GOAL OF THE EXERCISE » Locate each line of the material that contains "Sachs", then return it.

RECORDS FOR PROCESSING »
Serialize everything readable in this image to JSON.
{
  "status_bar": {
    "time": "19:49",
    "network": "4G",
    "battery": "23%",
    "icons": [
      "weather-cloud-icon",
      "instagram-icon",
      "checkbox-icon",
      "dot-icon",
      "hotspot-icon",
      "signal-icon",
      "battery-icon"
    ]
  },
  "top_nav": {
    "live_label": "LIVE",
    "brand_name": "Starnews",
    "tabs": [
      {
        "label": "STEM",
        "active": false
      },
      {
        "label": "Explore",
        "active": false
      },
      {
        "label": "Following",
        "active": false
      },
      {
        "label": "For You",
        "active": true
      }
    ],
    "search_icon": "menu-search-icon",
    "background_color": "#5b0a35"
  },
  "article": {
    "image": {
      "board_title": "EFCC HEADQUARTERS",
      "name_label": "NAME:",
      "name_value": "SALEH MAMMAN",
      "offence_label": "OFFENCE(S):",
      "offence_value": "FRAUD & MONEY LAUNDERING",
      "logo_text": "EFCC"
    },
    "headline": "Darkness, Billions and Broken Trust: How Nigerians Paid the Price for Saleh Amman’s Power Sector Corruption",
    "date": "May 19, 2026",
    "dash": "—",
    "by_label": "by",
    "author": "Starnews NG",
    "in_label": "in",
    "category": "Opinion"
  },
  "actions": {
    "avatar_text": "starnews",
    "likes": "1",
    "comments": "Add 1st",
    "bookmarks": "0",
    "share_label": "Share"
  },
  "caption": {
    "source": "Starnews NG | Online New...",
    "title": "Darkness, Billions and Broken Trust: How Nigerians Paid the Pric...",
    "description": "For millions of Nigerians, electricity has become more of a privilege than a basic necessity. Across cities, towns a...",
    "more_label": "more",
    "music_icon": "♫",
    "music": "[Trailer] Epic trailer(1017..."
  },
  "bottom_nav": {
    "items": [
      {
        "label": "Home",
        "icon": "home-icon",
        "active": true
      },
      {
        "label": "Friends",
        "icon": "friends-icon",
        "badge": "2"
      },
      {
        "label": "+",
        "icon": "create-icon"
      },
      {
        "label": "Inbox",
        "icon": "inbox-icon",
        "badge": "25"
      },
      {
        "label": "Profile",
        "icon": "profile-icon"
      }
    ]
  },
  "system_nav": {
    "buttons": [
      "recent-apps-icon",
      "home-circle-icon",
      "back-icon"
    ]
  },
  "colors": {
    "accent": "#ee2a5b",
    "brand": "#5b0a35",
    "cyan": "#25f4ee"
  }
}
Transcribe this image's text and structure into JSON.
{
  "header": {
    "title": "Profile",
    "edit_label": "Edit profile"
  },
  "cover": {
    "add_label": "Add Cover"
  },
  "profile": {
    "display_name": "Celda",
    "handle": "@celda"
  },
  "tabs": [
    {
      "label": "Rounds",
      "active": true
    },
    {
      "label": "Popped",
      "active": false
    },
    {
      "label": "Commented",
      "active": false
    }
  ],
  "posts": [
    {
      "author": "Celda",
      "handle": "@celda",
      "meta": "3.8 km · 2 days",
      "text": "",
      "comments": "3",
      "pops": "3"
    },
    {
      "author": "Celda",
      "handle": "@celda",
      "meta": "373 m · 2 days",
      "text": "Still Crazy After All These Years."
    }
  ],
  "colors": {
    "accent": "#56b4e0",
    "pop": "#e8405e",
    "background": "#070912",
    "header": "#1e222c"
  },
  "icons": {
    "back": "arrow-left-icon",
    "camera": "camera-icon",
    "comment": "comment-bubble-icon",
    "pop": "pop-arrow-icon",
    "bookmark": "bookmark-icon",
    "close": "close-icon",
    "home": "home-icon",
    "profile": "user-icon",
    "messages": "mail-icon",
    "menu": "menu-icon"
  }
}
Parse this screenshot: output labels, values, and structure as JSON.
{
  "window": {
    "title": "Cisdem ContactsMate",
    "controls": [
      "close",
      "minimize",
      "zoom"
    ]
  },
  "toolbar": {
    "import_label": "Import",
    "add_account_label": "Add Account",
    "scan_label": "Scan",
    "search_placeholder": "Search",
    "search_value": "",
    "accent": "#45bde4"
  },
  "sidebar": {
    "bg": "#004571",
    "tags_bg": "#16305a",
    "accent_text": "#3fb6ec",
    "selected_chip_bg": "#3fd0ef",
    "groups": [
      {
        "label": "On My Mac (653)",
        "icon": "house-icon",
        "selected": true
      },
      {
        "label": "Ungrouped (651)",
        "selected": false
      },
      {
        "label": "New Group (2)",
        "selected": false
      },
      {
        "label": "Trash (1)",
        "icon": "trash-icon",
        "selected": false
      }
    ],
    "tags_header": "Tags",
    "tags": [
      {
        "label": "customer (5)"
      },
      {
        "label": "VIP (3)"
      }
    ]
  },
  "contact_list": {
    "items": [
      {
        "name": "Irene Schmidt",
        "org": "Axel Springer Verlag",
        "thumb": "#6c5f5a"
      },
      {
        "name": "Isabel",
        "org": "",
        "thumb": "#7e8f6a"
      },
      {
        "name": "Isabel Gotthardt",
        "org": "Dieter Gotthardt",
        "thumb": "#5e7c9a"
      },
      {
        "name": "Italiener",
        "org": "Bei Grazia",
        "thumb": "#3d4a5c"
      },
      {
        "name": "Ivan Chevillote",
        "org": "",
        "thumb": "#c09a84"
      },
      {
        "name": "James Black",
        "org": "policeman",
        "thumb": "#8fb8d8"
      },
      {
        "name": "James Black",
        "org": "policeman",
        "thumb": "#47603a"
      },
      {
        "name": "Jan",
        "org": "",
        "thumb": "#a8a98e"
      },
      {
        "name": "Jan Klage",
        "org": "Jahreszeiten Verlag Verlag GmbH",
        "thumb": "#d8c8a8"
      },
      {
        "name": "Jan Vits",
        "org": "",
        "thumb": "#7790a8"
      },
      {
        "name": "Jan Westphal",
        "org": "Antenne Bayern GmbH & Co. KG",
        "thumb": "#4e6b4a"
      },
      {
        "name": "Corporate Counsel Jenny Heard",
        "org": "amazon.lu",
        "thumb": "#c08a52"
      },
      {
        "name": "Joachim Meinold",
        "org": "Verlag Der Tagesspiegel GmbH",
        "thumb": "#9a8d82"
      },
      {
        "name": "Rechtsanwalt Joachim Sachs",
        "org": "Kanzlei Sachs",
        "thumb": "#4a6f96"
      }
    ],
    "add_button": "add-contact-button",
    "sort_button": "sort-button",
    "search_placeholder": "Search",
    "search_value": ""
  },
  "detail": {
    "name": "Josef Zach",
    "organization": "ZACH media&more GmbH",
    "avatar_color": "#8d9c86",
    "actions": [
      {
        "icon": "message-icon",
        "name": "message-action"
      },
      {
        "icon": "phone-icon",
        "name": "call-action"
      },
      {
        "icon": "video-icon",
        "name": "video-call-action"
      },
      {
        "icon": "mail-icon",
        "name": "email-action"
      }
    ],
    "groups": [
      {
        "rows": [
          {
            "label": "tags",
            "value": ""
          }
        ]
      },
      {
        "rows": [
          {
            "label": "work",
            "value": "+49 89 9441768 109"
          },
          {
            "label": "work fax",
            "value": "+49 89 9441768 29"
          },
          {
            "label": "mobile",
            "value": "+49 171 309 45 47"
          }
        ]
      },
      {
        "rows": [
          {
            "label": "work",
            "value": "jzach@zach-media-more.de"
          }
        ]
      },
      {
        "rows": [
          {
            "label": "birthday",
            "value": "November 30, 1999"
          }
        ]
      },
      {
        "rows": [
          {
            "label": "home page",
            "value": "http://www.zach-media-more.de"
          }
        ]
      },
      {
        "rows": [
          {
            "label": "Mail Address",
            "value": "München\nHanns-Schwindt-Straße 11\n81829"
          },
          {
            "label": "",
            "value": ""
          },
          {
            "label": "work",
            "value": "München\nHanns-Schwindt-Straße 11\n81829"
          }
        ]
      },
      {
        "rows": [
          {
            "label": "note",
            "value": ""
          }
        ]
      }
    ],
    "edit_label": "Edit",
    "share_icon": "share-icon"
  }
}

FINAL ANSWER »
        "name": "Rechtsanwalt Joachim Sachs",
        "org": "Kanzlei Sachs",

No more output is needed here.